* _Given request_:
Collect every line of the records below that contains the word "this".

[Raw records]
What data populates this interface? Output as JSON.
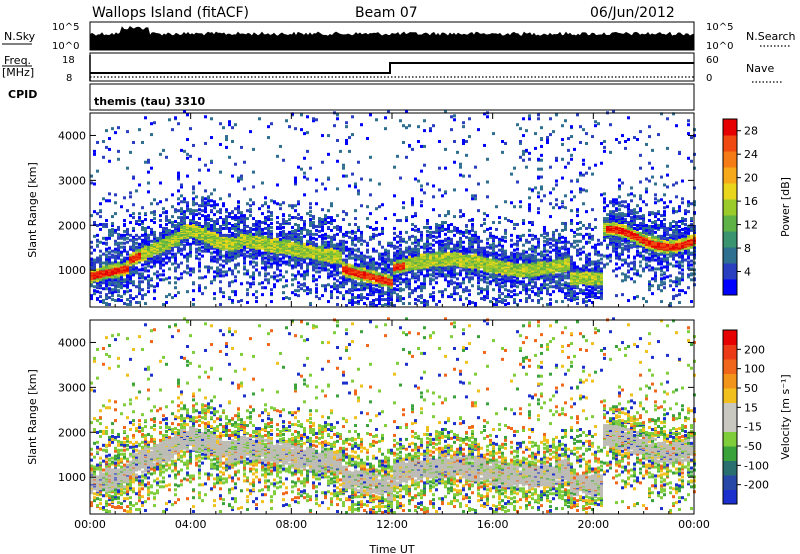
{
  "header": {
    "station": "Wallops Island (fitACF)",
    "beam": "Beam 07",
    "date": "06/Jun/2012"
  },
  "top_panels": {
    "nsky_label": "N.Sky",
    "nsky_ticks": [
      "10^5",
      "10^0"
    ],
    "nsearch_label": "N.Search",
    "nsearch_ticks": [
      "10^5",
      "10^0"
    ],
    "freq_label": "Freq.",
    "freq_unit": "[MHz]",
    "freq_ticks": [
      "18",
      "8"
    ],
    "nave_label": "Nave",
    "nave_ticks": [
      "60",
      "0"
    ],
    "cpid_label": "CPID",
    "cpid_value": "themis (tau) 3310"
  },
  "chart_data": [
    {
      "type": "heatmap",
      "name": "power",
      "xlabel": "",
      "ylabel": "Slant Range [km]",
      "x_ticks": [
        "00:00",
        "04:00",
        "08:00",
        "12:00",
        "16:00",
        "20:00",
        "00:00"
      ],
      "y_ticks": [
        "1000",
        "2000",
        "3000",
        "4000"
      ],
      "ylim": [
        180,
        4500
      ],
      "colorbar": {
        "label": "Power [dB]",
        "ticks": [
          "4",
          "8",
          "12",
          "16",
          "20",
          "24",
          "28"
        ],
        "range": [
          0,
          30
        ],
        "colors": [
          "#0000ff",
          "#2a3fbf",
          "#2f6f8f",
          "#3a9470",
          "#5fb246",
          "#9acb2a",
          "#e8d51c",
          "#f6a91a",
          "#f47b16",
          "#f04a10",
          "#e60000"
        ]
      }
    },
    {
      "type": "heatmap",
      "name": "velocity",
      "xlabel": "Time UT",
      "ylabel": "Slant Range [km]",
      "x_ticks": [
        "00:00",
        "04:00",
        "08:00",
        "12:00",
        "16:00",
        "20:00",
        "00:00"
      ],
      "y_ticks": [
        "1000",
        "2000",
        "3000",
        "4000"
      ],
      "ylim": [
        180,
        4500
      ],
      "colorbar": {
        "label": "Velocity [m s⁻¹]",
        "ticks": [
          "200",
          "100",
          "50",
          "15",
          "-15",
          "-50",
          "-100",
          "-200"
        ],
        "range": [
          -250,
          250
        ],
        "colors": [
          "#1a2fcc",
          "#2848a8",
          "#2a6f70",
          "#3aa23a",
          "#7fcd3a",
          "#c8c8c0",
          "#c8c8c0",
          "#f2c01c",
          "#f3941a",
          "#f0661a",
          "#ed3a16",
          "#e60000"
        ]
      }
    }
  ],
  "colors": {
    "ground_scatter": "#bdbdb5"
  }
}
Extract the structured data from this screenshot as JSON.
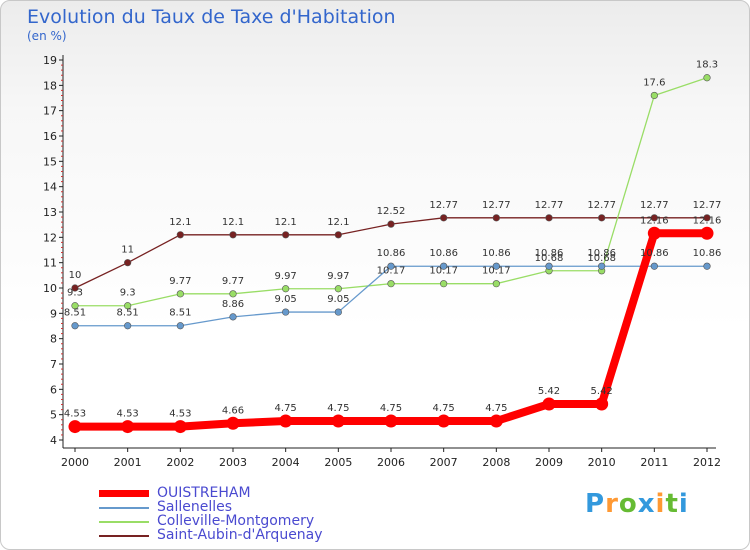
{
  "chart_data": {
    "type": "line",
    "title": "Evolution du Taux de Taxe d'Habitation",
    "unit_label": "(en %)",
    "x": [
      "2000",
      "2001",
      "2002",
      "2003",
      "2004",
      "2005",
      "2006",
      "2007",
      "2008",
      "2009",
      "2010",
      "2011",
      "2012"
    ],
    "ylim": [
      4,
      19
    ],
    "yticks": [
      4,
      5,
      6,
      7,
      8,
      9,
      10,
      11,
      12,
      13,
      14,
      15,
      16,
      17,
      18,
      19
    ],
    "grid": false,
    "legend_position": "bottom-left",
    "series": [
      {
        "name": "OUISTREHAM",
        "color": "#ff0000",
        "values": [
          4.53,
          4.53,
          4.53,
          4.66,
          4.75,
          4.75,
          4.75,
          4.75,
          4.75,
          5.42,
          5.42,
          12.16,
          12.16
        ],
        "labels": [
          "4.53",
          "4.53",
          "4.53",
          "4.66",
          "4.75",
          "4.75",
          "4.75",
          "4.75",
          "4.75",
          "5.42",
          "5.42",
          "12.16",
          "12.16"
        ]
      },
      {
        "name": "Sallenelles",
        "color": "#6699cc",
        "values": [
          8.51,
          8.51,
          8.51,
          8.86,
          9.05,
          9.05,
          10.86,
          10.86,
          10.86,
          10.86,
          10.86,
          10.86,
          10.86
        ],
        "labels": [
          "8.51",
          "8.51",
          "8.51",
          "8.86",
          "9.05",
          "9.05",
          "10.86",
          "10.86",
          "10.86",
          "10.86",
          "10.86",
          "10.86",
          "10.86"
        ]
      },
      {
        "name": "Colleville-Montgomery",
        "color": "#99dd66",
        "values": [
          9.3,
          9.3,
          9.77,
          9.77,
          9.97,
          9.97,
          10.17,
          10.17,
          10.17,
          10.68,
          10.68,
          17.6,
          18.3
        ],
        "labels": [
          "9.3",
          "9.3",
          "9.77",
          "9.77",
          "9.97",
          "9.97",
          "10.17",
          "10.17",
          "10.17",
          "10.68",
          "10.68",
          "17.6",
          "18.3"
        ]
      },
      {
        "name": "Saint-Aubin-d'Arquenay",
        "color": "#772222",
        "values": [
          10,
          11,
          12.1,
          12.1,
          12.1,
          12.1,
          12.52,
          12.77,
          12.77,
          12.77,
          12.77,
          12.77,
          12.77
        ],
        "labels": [
          "10",
          "11",
          "12.1",
          "12.1",
          "12.1",
          "12.1",
          "12.52",
          "12.77",
          "12.77",
          "12.77",
          "12.77",
          "12.77",
          "12.77"
        ]
      }
    ]
  },
  "logo": {
    "letters": [
      "P",
      "r",
      "o",
      "x",
      "i",
      "t",
      "i"
    ],
    "colors": [
      "#3399dd",
      "#ff9933",
      "#66bb33",
      "#3399dd",
      "#ff9933",
      "#66bb33",
      "#3399dd"
    ]
  }
}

* _Solved exercise_:
What data populates this interface? Output as JSON.
Extract the structured data from this screenshot as JSON.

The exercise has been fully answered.